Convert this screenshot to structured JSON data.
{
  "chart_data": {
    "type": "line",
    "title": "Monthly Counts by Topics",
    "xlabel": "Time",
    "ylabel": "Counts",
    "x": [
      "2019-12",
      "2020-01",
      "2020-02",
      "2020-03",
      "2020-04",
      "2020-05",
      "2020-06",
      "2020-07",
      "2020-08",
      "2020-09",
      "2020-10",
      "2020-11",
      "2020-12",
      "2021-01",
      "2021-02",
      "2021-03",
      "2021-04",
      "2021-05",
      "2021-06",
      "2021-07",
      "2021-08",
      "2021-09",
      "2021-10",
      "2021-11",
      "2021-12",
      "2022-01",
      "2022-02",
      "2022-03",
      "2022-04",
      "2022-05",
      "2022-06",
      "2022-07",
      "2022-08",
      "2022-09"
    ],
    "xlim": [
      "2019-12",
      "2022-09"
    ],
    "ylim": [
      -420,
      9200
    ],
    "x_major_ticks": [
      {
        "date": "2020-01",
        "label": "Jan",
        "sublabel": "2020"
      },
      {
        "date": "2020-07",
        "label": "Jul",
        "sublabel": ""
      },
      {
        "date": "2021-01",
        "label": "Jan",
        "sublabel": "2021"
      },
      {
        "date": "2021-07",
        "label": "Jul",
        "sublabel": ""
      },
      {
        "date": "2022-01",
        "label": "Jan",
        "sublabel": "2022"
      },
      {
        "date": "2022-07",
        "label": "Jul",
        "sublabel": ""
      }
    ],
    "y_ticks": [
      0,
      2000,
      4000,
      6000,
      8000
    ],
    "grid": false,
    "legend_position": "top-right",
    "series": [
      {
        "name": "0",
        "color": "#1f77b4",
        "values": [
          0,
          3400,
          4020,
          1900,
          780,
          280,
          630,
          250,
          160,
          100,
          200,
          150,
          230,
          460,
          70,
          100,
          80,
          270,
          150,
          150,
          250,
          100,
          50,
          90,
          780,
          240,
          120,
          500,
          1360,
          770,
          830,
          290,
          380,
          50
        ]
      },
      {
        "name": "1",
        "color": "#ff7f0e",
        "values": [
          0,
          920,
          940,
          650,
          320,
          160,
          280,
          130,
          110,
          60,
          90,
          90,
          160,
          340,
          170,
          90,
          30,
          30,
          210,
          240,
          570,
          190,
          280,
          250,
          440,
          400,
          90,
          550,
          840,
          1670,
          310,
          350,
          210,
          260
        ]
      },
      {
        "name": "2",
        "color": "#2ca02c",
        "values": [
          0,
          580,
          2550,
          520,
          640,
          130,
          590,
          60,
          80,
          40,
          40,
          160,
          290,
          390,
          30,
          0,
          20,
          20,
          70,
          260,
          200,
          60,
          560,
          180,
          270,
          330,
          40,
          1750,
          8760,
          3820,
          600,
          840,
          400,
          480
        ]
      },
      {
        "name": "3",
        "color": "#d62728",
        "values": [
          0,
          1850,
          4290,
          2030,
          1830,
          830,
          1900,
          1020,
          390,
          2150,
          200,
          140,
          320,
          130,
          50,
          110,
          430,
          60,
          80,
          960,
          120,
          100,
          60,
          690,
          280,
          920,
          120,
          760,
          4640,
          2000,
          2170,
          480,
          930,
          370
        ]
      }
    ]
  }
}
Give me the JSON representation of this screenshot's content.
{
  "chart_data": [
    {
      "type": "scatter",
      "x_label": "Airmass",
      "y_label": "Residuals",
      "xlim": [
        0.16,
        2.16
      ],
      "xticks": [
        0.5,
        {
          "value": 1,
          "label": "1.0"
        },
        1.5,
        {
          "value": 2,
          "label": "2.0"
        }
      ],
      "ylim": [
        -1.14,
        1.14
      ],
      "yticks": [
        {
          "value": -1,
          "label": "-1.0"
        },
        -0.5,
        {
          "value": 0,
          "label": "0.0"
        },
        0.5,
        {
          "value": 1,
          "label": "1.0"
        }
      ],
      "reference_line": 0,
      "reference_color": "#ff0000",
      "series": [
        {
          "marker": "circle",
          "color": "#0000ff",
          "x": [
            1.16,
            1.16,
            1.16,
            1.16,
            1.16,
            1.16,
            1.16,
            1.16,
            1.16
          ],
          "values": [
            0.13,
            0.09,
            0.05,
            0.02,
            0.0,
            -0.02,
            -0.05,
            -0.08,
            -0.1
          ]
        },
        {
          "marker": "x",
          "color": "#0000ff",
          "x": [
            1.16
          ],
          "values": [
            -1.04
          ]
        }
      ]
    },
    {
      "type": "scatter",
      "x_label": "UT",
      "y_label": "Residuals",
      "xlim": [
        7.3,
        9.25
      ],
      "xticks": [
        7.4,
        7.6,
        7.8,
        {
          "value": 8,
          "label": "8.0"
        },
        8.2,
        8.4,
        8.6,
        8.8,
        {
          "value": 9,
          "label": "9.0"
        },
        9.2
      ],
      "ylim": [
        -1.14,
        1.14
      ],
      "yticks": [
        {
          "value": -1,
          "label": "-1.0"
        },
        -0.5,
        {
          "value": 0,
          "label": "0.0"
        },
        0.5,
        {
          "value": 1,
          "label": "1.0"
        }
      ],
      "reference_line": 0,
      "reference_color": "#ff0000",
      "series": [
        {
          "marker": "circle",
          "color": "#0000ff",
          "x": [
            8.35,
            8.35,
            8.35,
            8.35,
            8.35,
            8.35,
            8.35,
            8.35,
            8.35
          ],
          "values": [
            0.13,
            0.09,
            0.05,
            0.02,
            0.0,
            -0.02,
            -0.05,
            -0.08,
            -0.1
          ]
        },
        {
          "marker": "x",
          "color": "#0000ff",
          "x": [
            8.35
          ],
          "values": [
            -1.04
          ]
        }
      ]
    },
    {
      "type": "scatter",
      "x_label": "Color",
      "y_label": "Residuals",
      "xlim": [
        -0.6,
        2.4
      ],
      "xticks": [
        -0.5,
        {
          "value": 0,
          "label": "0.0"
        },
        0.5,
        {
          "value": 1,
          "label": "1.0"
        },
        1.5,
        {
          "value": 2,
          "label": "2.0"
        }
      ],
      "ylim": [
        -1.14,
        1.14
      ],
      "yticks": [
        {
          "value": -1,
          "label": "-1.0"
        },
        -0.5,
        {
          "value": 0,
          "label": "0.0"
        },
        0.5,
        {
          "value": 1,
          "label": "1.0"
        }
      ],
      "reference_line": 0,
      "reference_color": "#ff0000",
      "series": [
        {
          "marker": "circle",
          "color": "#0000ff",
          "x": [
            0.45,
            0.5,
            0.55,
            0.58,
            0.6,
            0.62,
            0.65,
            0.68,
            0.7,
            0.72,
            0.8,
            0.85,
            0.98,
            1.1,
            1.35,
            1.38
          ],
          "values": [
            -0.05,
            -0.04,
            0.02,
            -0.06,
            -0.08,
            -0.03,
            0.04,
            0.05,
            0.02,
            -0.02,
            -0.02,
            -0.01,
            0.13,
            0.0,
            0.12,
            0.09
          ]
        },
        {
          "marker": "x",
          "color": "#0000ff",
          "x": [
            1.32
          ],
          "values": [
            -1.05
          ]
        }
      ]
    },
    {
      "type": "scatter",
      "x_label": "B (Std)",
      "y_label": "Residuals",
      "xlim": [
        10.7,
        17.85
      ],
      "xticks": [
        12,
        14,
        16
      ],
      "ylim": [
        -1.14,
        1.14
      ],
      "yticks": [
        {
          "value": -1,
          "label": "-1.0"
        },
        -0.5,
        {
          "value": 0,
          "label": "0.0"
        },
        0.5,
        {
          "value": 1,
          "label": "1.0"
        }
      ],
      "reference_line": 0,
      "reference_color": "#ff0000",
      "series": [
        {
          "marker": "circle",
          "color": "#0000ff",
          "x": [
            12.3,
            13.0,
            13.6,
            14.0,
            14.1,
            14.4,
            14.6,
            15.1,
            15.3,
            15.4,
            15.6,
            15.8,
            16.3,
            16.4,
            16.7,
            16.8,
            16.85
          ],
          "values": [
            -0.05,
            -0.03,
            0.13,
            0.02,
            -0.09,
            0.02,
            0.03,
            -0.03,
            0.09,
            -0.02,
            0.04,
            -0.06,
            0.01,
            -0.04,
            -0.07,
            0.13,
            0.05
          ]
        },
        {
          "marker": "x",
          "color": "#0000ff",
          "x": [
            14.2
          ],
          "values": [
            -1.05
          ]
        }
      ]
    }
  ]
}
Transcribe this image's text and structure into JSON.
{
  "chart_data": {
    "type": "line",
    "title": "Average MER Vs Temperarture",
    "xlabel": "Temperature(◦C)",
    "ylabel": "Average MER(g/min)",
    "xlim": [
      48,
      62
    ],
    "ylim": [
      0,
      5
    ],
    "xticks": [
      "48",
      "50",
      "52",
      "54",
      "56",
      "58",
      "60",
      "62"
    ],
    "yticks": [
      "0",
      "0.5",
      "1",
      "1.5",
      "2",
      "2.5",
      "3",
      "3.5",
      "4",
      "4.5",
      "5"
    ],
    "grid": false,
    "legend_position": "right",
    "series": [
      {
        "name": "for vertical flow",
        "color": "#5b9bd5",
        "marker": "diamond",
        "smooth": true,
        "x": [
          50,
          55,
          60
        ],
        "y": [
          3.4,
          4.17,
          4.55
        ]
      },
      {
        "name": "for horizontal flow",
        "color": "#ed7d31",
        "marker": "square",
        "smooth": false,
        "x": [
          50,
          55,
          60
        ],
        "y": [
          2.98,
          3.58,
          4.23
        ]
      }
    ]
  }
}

******************************

Copy exactly the line containing "Transcribe this image's" and every line after it, ending with the last line of the records above.

— Answer to this exercise —
Transcribe this image's text and structure into JSON.
{
  "chart_data": {
    "type": "line",
    "title": "Average MER Vs Temperarture",
    "xlabel": "Temperature(◦C)",
    "ylabel": "Average MER(g/min)",
    "xlim": [
      48,
      62
    ],
    "ylim": [
      0,
      5
    ],
    "xticks": [
      "48",
      "50",
      "52",
      "54",
      "56",
      "58",
      "60",
      "62"
    ],
    "yticks": [
      "0",
      "0.5",
      "1",
      "1.5",
      "2",
      "2.5",
      "3",
      "3.5",
      "4",
      "4.5",
      "5"
    ],
    "grid": false,
    "legend_position": "right",
    "series": [
      {
        "name": "for vertical flow",
        "color": "#5b9bd5",
        "marker": "diamond",
        "smooth": true,
        "x": [
          50,
          55,
          60
        ],
        "y": [
          3.4,
          4.17,
          4.55
        ]
      },
      {
        "name": "for horizontal flow",
        "color": "#ed7d31",
        "marker": "square",
        "smooth": false,
        "x": [
          50,
          55,
          60
        ],
        "y": [
          2.98,
          3.58,
          4.23
        ]
      }
    ]
  }
}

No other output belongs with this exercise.